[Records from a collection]
---*---
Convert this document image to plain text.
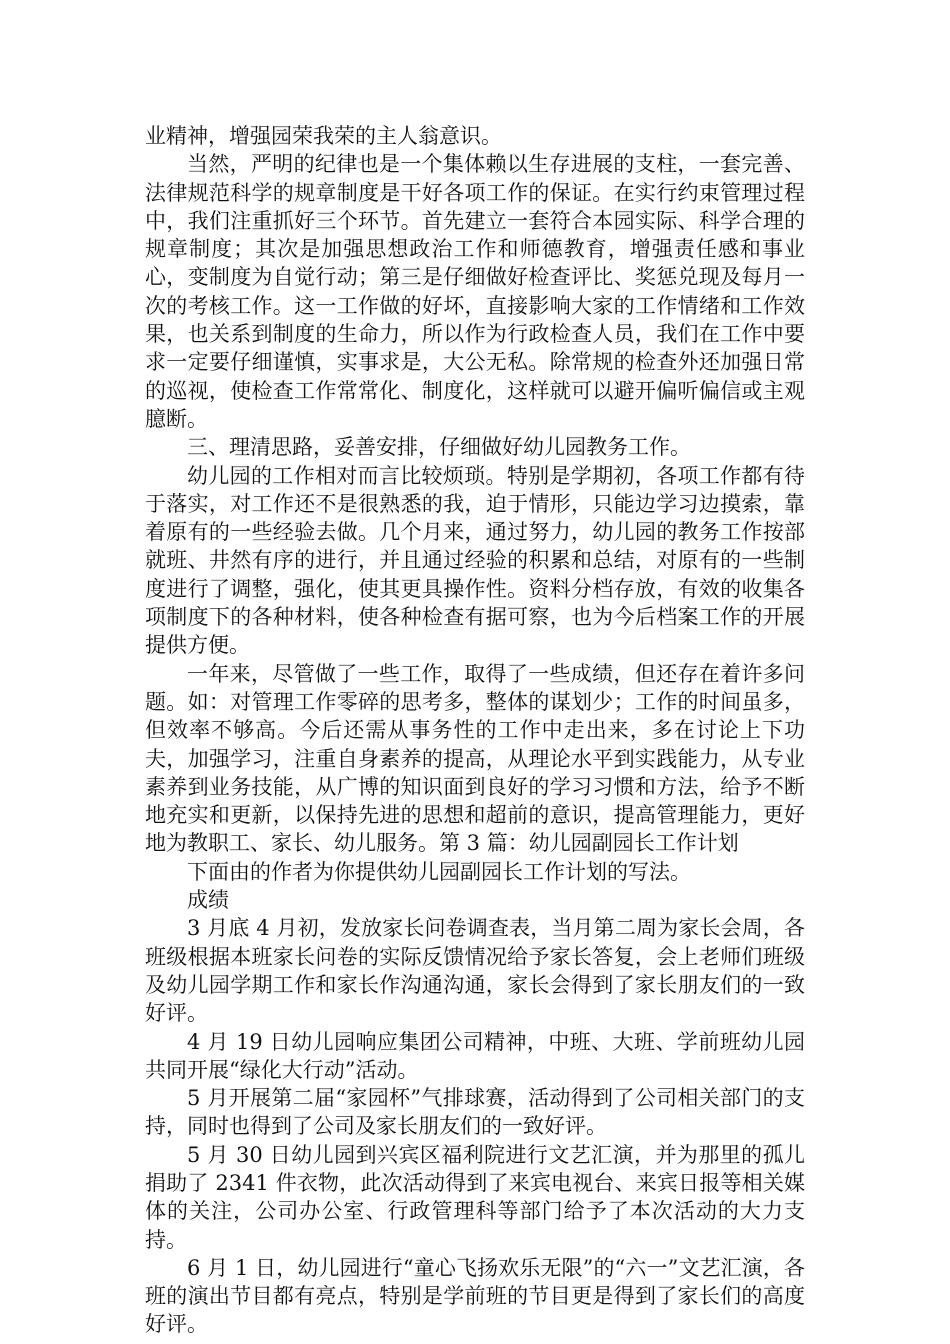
业精神，增强园荣我荣的主人翁意识。

当然，严明的纪律也是一个集体赖以生存进展的支柱，一套完善、法律规范科学的规章制度是干好各项工作的保证。在实行约束管理过程中，我们注重抓好三个环节。首先建立一套符合本园实际、科学合理的规章制度；其次是加强思想政治工作和师德教育，增强责任感和事业心，变制度为自觉行动；第三是仔细做好检查评比、奖惩兑现及每月一次的考核工作。这一工作做的好坏，直接影响大家的工作情绪和工作效果，也关系到制度的生命力，所以作为行政检查人员，我们在工作中要求一定要仔细谨慎，实事求是，大公无私。除常规的检查外还加强日常的巡视，使检查工作常常化、制度化，这样就可以避开偏听偏信或主观臆断。

三、理清思路，妥善安排，仔细做好幼儿园教务工作。

幼儿园的工作相对而言比较烦琐。特别是学期初，各项工作都有待于落实，对工作还不是很熟悉的我，迫于情形，只能边学习边摸索，靠着原有的一些经验去做。几个月来，通过努力，幼儿园的教务工作按部就班、井然有序的进行，并且通过经验的积累和总结，对原有的一些制度进行了调整，强化，使其更具操作性。资料分档存放，有效的收集各项制度下的各种材料，使各种检查有据可察，也为今后档案工作的开展提供方便。

一年来，尽管做了一些工作，取得了一些成绩，但还存在着许多问题。如：对管理工作零碎的思考多，整体的谋划少；工作的时间虽多，但效率不够高。今后还需从事务性的工作中走出来，多在讨论上下功夫，加强学习，注重自身素养的提高，从理论水平到实践能力，从专业素养到业务技能，从广博的知识面到良好的学习习惯和方法，给予不断地充实和更新，以保持先进的思想和超前的意识，提高管理能力，更好地为教职工、家长、幼儿服务。第 3 篇：幼儿园副园长工作计划

下面由的作者为你提供幼儿园副园长工作计划的写法。

成绩

3 月底 4 月初，发放家长问卷调查表，当月第二周为家长会周，各班级根据本班家长问卷的实际反馈情况给予家长答复，会上老师们班级及幼儿园学期工作和家长作沟通沟通，家长会得到了家长朋友们的一致好评。

4 月 19 日幼儿园响应集团公司精神，中班、大班、学前班幼儿园共同开展“绿化大行动”活动。

5 月开展第二届“家园杯”气排球赛，活动得到了公司相关部门的支持，同时也得到了公司及家长朋友们的一致好评。

5 月 30 日幼儿园到兴宾区福利院进行文艺汇演，并为那里的孤儿捐助了 2341 件衣物，此次活动得到了来宾电视台、来宾日报等相关媒体的关注，公司办公室、行政管理科等部门给予了本次活动的大力支持。

6 月 1 日，幼儿园进行“童心飞扬欢乐无限”的“六一”文艺汇演，各班的演出节目都有亮点，特别是学前班的节目更是得到了家长们的高度好评。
---*---
Written instruction: Reproduce every line above as written, skipping pictures.

Solution for this exercise:
Convert this document image to plain text.
业精神，增强园荣我荣的主人翁意识。

当然，严明的纪律也是一个集体赖以生存进展的支柱，一套完善、法律规范科学的规章制度是干好各项工作的保证。在实行约束管理过程中，我们注重抓好三个环节。首先建立一套符合本园实际、科学合理的规章制度；其次是加强思想政治工作和师德教育，增强责任感和事业心，变制度为自觉行动；第三是仔细做好检查评比、奖惩兑现及每月一次的考核工作。这一工作做的好坏，直接影响大家的工作情绪和工作效果，也关系到制度的生命力，所以作为行政检查人员，我们在工作中要求一定要仔细谨慎，实事求是，大公无私。除常规的检查外还加强日常的巡视，使检查工作常常化、制度化，这样就可以避开偏听偏信或主观臆断。

三、理清思路，妥善安排，仔细做好幼儿园教务工作。

幼儿园的工作相对而言比较烦琐。特别是学期初，各项工作都有待于落实，对工作还不是很熟悉的我，迫于情形，只能边学习边摸索，靠着原有的一些经验去做。几个月来，通过努力，幼儿园的教务工作按部就班、井然有序的进行，并且通过经验的积累和总结，对原有的一些制度进行了调整，强化，使其更具操作性。资料分档存放，有效的收集各项制度下的各种材料，使各种检查有据可察，也为今后档案工作的开展提供方便。

一年来，尽管做了一些工作，取得了一些成绩，但还存在着许多问题。如：对管理工作零碎的思考多，整体的谋划少；工作的时间虽多，但效率不够高。今后还需从事务性的工作中走出来，多在讨论上下功夫，加强学习，注重自身素养的提高，从理论水平到实践能力，从专业素养到业务技能，从广博的知识面到良好的学习习惯和方法，给予不断地充实和更新，以保持先进的思想和超前的意识，提高管理能力，更好地为教职工、家长、幼儿服务。第 3 篇：幼儿园副园长工作计划

下面由的作者为你提供幼儿园副园长工作计划的写法。

成绩

3 月底 4 月初，发放家长问卷调查表，当月第二周为家长会周，各班级根据本班家长问卷的实际反馈情况给予家长答复，会上老师们班级及幼儿园学期工作和家长作沟通沟通，家长会得到了家长朋友们的一致好评。

4 月 19 日幼儿园响应集团公司精神，中班、大班、学前班幼儿园共同开展“绿化大行动”活动。

5 月开展第二届“家园杯”气排球赛，活动得到了公司相关部门的支持，同时也得到了公司及家长朋友们的一致好评。

5 月 30 日幼儿园到兴宾区福利院进行文艺汇演，并为那里的孤儿捐助了 2341 件衣物，此次活动得到了来宾电视台、来宾日报等相关媒体的关注，公司办公室、行政管理科等部门给予了本次活动的大力支持。

6 月 1 日，幼儿园进行“童心飞扬欢乐无限”的“六一”文艺汇演，各班的演出节目都有亮点，特别是学前班的节目更是得到了家长们的高度好评。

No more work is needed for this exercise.